Task inputs start

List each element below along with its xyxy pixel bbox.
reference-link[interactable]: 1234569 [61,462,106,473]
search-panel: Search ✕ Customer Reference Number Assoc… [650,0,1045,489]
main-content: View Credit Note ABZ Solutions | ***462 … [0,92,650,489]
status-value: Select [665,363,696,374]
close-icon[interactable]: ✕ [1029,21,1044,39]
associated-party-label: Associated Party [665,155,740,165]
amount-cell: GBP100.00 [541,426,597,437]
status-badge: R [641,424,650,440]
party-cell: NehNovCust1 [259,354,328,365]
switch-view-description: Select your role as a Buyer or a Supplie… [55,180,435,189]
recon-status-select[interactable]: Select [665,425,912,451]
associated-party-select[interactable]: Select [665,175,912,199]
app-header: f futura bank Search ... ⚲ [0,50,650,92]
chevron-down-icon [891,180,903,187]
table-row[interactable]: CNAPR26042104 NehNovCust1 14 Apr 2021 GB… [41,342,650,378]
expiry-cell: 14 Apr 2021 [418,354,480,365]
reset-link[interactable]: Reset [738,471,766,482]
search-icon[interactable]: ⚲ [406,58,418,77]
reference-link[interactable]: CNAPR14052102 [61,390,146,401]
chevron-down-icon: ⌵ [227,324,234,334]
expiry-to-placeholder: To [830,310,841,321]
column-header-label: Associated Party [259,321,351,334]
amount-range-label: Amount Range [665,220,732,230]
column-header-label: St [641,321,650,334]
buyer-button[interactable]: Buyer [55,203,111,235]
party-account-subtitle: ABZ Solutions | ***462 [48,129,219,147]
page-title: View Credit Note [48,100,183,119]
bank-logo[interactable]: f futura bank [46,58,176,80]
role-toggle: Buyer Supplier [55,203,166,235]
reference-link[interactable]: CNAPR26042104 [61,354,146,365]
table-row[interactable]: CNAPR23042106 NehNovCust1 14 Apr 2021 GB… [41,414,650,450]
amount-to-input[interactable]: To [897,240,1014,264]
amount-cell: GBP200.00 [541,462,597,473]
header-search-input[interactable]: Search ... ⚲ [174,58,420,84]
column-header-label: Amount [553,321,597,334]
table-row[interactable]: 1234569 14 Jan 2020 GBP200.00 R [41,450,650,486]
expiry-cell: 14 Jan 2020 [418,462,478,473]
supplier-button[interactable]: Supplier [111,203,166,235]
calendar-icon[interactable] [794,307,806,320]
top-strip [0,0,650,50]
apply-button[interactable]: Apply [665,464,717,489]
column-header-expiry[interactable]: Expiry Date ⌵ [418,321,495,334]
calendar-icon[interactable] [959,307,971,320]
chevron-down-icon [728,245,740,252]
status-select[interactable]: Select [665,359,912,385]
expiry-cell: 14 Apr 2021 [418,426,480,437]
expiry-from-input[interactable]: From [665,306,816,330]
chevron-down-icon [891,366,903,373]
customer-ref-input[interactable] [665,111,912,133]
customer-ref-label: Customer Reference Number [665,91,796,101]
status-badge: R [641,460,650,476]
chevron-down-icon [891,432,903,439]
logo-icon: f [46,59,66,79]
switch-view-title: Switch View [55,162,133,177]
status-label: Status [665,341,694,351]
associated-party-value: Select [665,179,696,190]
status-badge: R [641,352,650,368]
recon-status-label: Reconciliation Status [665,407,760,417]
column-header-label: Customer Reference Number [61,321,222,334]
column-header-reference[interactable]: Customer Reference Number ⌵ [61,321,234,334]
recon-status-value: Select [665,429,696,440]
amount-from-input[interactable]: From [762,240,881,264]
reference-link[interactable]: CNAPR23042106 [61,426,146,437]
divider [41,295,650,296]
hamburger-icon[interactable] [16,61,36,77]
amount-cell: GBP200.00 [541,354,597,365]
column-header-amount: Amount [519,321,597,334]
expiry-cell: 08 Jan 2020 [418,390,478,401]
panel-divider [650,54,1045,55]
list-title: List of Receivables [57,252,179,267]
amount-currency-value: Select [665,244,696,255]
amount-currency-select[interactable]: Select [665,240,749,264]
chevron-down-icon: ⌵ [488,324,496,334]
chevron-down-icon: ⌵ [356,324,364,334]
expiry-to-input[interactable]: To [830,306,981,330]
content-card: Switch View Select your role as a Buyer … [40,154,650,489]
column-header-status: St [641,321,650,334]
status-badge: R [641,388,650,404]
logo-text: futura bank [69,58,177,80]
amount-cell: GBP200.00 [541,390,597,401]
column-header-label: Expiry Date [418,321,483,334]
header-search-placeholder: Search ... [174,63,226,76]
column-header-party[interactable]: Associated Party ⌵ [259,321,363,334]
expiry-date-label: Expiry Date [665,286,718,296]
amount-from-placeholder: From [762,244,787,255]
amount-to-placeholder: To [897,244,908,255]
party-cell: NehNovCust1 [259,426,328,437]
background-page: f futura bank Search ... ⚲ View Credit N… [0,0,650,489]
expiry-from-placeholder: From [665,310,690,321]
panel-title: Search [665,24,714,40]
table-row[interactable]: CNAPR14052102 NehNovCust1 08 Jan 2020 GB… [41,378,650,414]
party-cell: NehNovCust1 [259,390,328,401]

Task inputs end

### Directive:
Copy out every line in the records above word for word, leaving nothing out and changing nothing.

### Exercise response:
List each element below along with its xyxy pixel bbox.
reference-link[interactable]: 1234569 [61,462,106,473]
search-panel: Search ✕ Customer Reference Number Assoc… [650,0,1045,489]
main-content: View Credit Note ABZ Solutions | ***462 … [0,92,650,489]
status-value: Select [665,363,696,374]
close-icon[interactable]: ✕ [1029,21,1044,39]
associated-party-label: Associated Party [665,155,740,165]
amount-cell: GBP100.00 [541,426,597,437]
status-badge: R [641,424,650,440]
party-cell: NehNovCust1 [259,354,328,365]
switch-view-description: Select your role as a Buyer or a Supplie… [55,180,435,189]
recon-status-select[interactable]: Select [665,425,912,451]
associated-party-select[interactable]: Select [665,175,912,199]
app-header: f futura bank Search ... ⚲ [0,50,650,92]
chevron-down-icon [891,180,903,187]
table-row[interactable]: CNAPR26042104 NehNovCust1 14 Apr 2021 GB… [41,342,650,378]
expiry-cell: 14 Apr 2021 [418,354,480,365]
reset-link[interactable]: Reset [738,471,766,482]
search-icon[interactable]: ⚲ [406,58,418,77]
reference-link[interactable]: CNAPR14052102 [61,390,146,401]
chevron-down-icon: ⌵ [227,324,234,334]
expiry-to-placeholder: To [830,310,841,321]
column-header-label: Associated Party [259,321,351,334]
amount-range-label: Amount Range [665,220,732,230]
column-header-label: St [641,321,650,334]
buyer-button[interactable]: Buyer [55,203,111,235]
party-account-subtitle: ABZ Solutions | ***462 [48,129,219,147]
page-title: View Credit Note [48,100,183,119]
bank-logo[interactable]: f futura bank [46,58,176,80]
role-toggle: Buyer Supplier [55,203,166,235]
reference-link[interactable]: CNAPR26042104 [61,354,146,365]
table-row[interactable]: CNAPR23042106 NehNovCust1 14 Apr 2021 GB… [41,414,650,450]
amount-to-input[interactable]: To [897,240,1014,264]
amount-cell: GBP200.00 [541,462,597,473]
header-search-input[interactable]: Search ... ⚲ [174,58,420,84]
column-header-label: Amount [553,321,597,334]
table-row[interactable]: 1234569 14 Jan 2020 GBP200.00 R [41,450,650,486]
expiry-cell: 14 Jan 2020 [418,462,478,473]
supplier-button[interactable]: Supplier [111,203,166,235]
calendar-icon[interactable] [794,307,806,320]
top-strip [0,0,650,50]
apply-button[interactable]: Apply [665,464,717,489]
column-header-expiry[interactable]: Expiry Date ⌵ [418,321,495,334]
calendar-icon[interactable] [959,307,971,320]
chevron-down-icon [728,245,740,252]
status-select[interactable]: Select [665,359,912,385]
expiry-cell: 14 Apr 2021 [418,426,480,437]
expiry-from-input[interactable]: From [665,306,816,330]
chevron-down-icon [891,366,903,373]
customer-ref-input[interactable] [665,111,912,133]
customer-ref-label: Customer Reference Number [665,91,796,101]
status-badge: R [641,460,650,476]
chevron-down-icon [891,432,903,439]
logo-icon: f [46,59,66,79]
switch-view-title: Switch View [55,162,133,177]
status-label: Status [665,341,694,351]
associated-party-value: Select [665,179,696,190]
status-badge: R [641,352,650,368]
recon-status-label: Reconciliation Status [665,407,760,417]
column-header-label: Customer Reference Number [61,321,222,334]
column-header-reference[interactable]: Customer Reference Number ⌵ [61,321,234,334]
recon-status-value: Select [665,429,696,440]
amount-from-input[interactable]: From [762,240,881,264]
reference-link[interactable]: CNAPR23042106 [61,426,146,437]
divider [41,295,650,296]
hamburger-icon[interactable] [16,61,36,77]
amount-cell: GBP200.00 [541,354,597,365]
column-header-amount: Amount [519,321,597,334]
expiry-cell: 08 Jan 2020 [418,390,478,401]
panel-divider [650,54,1045,55]
list-title: List of Receivables [57,252,179,267]
amount-currency-value: Select [665,244,696,255]
amount-currency-select[interactable]: Select [665,240,749,264]
chevron-down-icon: ⌵ [488,324,496,334]
chevron-down-icon: ⌵ [356,324,364,334]
expiry-to-input[interactable]: To [830,306,981,330]
content-card: Switch View Select your role as a Buyer … [40,154,650,489]
column-header-status: St [641,321,650,334]
status-badge: R [641,388,650,404]
logo-text: futura bank [69,58,177,80]
amount-cell: GBP200.00 [541,390,597,401]
column-header-label: Expiry Date [418,321,483,334]
header-search-placeholder: Search ... [174,63,226,76]
column-header-party[interactable]: Associated Party ⌵ [259,321,363,334]
expiry-date-label: Expiry Date [665,286,718,296]
amount-from-placeholder: From [762,244,787,255]
amount-to-placeholder: To [897,244,908,255]
party-cell: NehNovCust1 [259,426,328,437]
background-page: f futura bank Search ... ⚲ View Credit N… [0,0,650,489]
expiry-from-placeholder: From [665,310,690,321]
panel-title: Search [665,24,714,40]
table-row[interactable]: CNAPR14052102 NehNovCust1 08 Jan 2020 GB… [41,378,650,414]
party-cell: NehNovCust1 [259,390,328,401]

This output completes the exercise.